**Data shown:**
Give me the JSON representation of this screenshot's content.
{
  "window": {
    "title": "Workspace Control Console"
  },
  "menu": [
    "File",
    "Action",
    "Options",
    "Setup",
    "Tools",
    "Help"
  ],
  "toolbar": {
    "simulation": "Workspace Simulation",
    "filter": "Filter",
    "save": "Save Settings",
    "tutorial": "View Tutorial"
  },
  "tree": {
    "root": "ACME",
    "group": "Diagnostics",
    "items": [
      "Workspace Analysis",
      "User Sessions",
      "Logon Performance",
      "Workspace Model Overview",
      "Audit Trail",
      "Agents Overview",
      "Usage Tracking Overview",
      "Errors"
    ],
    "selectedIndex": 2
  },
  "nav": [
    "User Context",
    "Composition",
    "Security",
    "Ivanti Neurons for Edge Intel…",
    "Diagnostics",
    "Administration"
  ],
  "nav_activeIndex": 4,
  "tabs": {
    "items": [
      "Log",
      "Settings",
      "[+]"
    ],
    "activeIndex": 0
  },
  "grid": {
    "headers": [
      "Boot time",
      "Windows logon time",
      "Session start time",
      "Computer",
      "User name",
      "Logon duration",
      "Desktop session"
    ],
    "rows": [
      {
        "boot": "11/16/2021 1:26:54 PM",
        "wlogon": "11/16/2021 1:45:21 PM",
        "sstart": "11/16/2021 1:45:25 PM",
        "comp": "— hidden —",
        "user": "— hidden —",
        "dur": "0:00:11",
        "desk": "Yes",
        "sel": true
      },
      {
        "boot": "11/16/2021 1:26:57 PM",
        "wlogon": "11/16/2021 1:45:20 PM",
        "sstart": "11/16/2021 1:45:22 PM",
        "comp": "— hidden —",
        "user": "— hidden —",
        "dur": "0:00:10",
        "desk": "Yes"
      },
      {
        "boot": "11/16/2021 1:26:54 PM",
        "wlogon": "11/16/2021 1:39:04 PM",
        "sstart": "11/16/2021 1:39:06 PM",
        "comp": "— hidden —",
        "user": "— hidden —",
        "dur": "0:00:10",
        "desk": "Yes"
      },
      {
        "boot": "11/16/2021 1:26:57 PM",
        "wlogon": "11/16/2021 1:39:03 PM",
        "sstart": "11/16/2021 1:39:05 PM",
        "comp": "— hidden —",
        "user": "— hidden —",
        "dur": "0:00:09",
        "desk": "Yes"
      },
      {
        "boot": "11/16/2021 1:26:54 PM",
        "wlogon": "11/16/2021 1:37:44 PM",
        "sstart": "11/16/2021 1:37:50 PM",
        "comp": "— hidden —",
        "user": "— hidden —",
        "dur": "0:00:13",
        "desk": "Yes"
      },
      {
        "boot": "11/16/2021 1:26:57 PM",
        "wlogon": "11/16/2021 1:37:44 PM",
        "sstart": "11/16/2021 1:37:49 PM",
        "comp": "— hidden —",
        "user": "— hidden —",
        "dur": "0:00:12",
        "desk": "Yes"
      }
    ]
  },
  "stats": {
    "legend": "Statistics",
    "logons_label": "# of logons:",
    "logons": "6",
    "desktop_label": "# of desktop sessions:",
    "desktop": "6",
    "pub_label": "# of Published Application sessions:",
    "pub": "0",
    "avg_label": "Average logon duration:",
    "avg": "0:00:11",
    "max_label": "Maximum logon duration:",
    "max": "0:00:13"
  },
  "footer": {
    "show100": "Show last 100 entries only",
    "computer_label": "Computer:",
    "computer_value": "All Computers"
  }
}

**What the exercise asks:**
Please reproduce every line of the material word for word.

**Response for this exercise:**
Give me the JSON representation of this screenshot's content.
{
  "window": {
    "title": "Workspace Control Console"
  },
  "menu": [
    "File",
    "Action",
    "Options",
    "Setup",
    "Tools",
    "Help"
  ],
  "toolbar": {
    "simulation": "Workspace Simulation",
    "filter": "Filter",
    "save": "Save Settings",
    "tutorial": "View Tutorial"
  },
  "tree": {
    "root": "ACME",
    "group": "Diagnostics",
    "items": [
      "Workspace Analysis",
      "User Sessions",
      "Logon Performance",
      "Workspace Model Overview",
      "Audit Trail",
      "Agents Overview",
      "Usage Tracking Overview",
      "Errors"
    ],
    "selectedIndex": 2
  },
  "nav": [
    "User Context",
    "Composition",
    "Security",
    "Ivanti Neurons for Edge Intel…",
    "Diagnostics",
    "Administration"
  ],
  "nav_activeIndex": 4,
  "tabs": {
    "items": [
      "Log",
      "Settings",
      "[+]"
    ],
    "activeIndex": 0
  },
  "grid": {
    "headers": [
      "Boot time",
      "Windows logon time",
      "Session start time",
      "Computer",
      "User name",
      "Logon duration",
      "Desktop session"
    ],
    "rows": [
      {
        "boot": "11/16/2021 1:26:54 PM",
        "wlogon": "11/16/2021 1:45:21 PM",
        "sstart": "11/16/2021 1:45:25 PM",
        "comp": "— hidden —",
        "user": "— hidden —",
        "dur": "0:00:11",
        "desk": "Yes",
        "sel": true
      },
      {
        "boot": "11/16/2021 1:26:57 PM",
        "wlogon": "11/16/2021 1:45:20 PM",
        "sstart": "11/16/2021 1:45:22 PM",
        "comp": "— hidden —",
        "user": "— hidden —",
        "dur": "0:00:10",
        "desk": "Yes"
      },
      {
        "boot": "11/16/2021 1:26:54 PM",
        "wlogon": "11/16/2021 1:39:04 PM",
        "sstart": "11/16/2021 1:39:06 PM",
        "comp": "— hidden —",
        "user": "— hidden —",
        "dur": "0:00:10",
        "desk": "Yes"
      },
      {
        "boot": "11/16/2021 1:26:57 PM",
        "wlogon": "11/16/2021 1:39:03 PM",
        "sstart": "11/16/2021 1:39:05 PM",
        "comp": "— hidden —",
        "user": "— hidden —",
        "dur": "0:00:09",
        "desk": "Yes"
      },
      {
        "boot": "11/16/2021 1:26:54 PM",
        "wlogon": "11/16/2021 1:37:44 PM",
        "sstart": "11/16/2021 1:37:50 PM",
        "comp": "— hidden —",
        "user": "— hidden —",
        "dur": "0:00:13",
        "desk": "Yes"
      },
      {
        "boot": "11/16/2021 1:26:57 PM",
        "wlogon": "11/16/2021 1:37:44 PM",
        "sstart": "11/16/2021 1:37:49 PM",
        "comp": "— hidden —",
        "user": "— hidden —",
        "dur": "0:00:12",
        "desk": "Yes"
      }
    ]
  },
  "stats": {
    "legend": "Statistics",
    "logons_label": "# of logons:",
    "logons": "6",
    "desktop_label": "# of desktop sessions:",
    "desktop": "6",
    "pub_label": "# of Published Application sessions:",
    "pub": "0",
    "avg_label": "Average logon duration:",
    "avg": "0:00:11",
    "max_label": "Maximum logon duration:",
    "max": "0:00:13"
  },
  "footer": {
    "show100": "Show last 100 entries only",
    "computer_label": "Computer:",
    "computer_value": "All Computers"
  }
}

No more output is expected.